> Supplied data
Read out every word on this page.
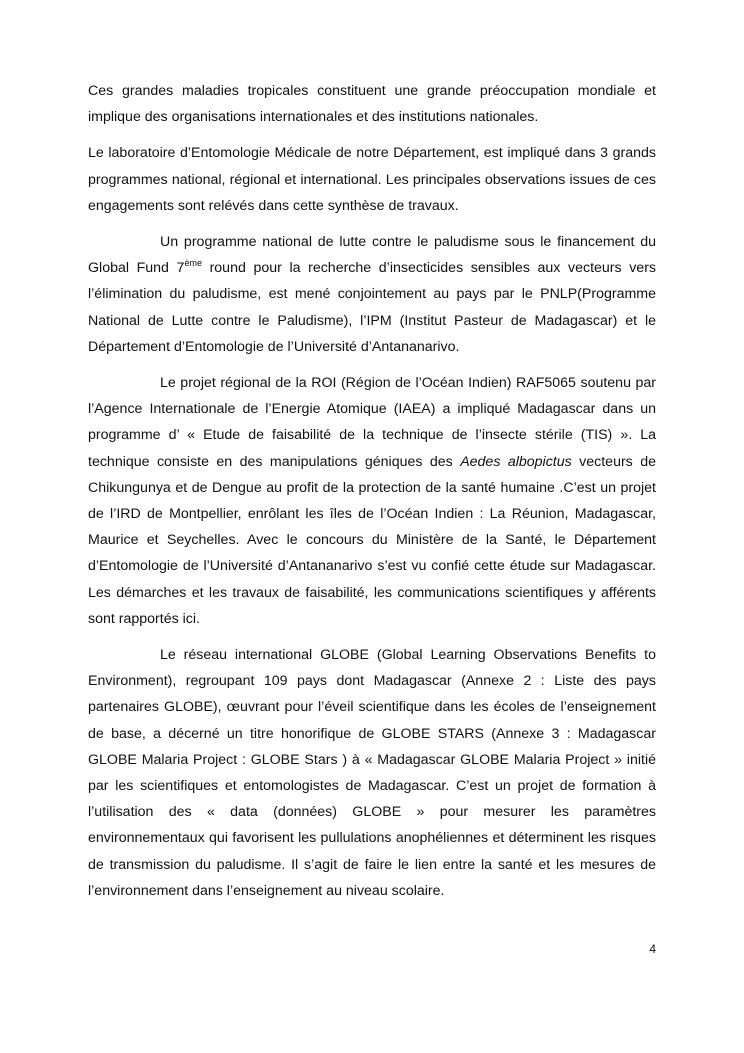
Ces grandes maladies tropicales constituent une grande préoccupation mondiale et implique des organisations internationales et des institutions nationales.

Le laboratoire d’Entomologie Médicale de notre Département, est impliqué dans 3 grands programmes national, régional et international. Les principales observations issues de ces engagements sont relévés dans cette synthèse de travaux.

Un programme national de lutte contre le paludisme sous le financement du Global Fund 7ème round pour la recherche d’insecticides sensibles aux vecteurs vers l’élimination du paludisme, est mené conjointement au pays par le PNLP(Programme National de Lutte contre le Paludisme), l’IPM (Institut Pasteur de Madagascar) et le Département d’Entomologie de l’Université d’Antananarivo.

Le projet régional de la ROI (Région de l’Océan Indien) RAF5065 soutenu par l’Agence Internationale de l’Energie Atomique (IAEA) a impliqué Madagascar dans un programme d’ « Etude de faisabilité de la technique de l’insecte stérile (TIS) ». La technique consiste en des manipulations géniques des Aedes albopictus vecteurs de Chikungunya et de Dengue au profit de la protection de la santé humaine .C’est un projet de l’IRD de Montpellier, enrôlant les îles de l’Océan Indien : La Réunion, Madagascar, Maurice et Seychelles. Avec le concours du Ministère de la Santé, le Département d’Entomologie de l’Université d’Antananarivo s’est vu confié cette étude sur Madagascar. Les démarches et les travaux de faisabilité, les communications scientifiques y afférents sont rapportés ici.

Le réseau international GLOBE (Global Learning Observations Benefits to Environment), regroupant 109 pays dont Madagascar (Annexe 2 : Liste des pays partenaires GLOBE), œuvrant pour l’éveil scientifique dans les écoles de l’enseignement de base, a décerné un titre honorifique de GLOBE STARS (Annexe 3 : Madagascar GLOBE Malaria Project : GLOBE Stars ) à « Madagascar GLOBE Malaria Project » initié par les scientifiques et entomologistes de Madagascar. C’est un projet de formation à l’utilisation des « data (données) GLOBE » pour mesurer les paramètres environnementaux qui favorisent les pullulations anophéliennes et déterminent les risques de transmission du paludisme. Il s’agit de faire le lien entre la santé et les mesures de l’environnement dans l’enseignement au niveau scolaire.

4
--
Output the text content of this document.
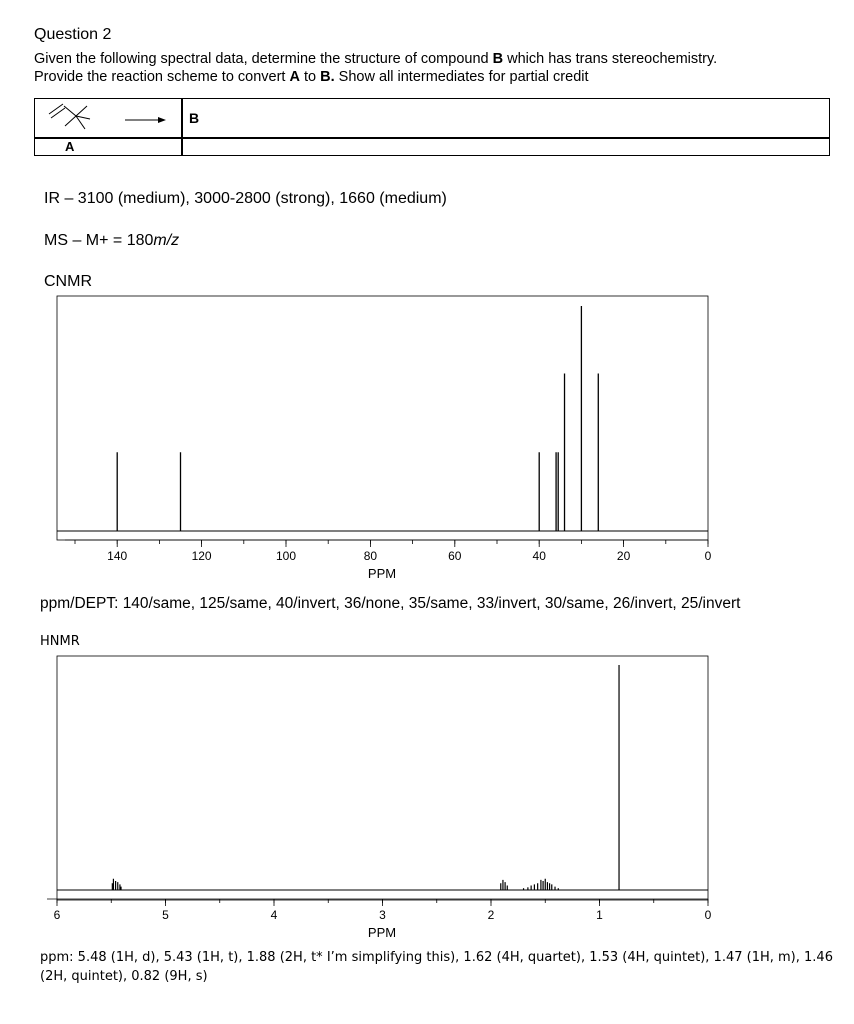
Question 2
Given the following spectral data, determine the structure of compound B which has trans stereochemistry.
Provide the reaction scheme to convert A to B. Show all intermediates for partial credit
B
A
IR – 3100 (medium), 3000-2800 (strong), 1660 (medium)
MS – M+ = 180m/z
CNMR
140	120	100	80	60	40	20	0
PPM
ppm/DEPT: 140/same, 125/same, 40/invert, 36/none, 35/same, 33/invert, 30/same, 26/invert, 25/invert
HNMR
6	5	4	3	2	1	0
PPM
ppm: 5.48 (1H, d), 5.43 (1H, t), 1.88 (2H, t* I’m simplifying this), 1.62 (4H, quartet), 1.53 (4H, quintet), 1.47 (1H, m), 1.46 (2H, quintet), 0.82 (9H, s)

> Stated goal
Go through the listing above and report how many of its lines contain the word "sont", with only the number as output.

> The response
2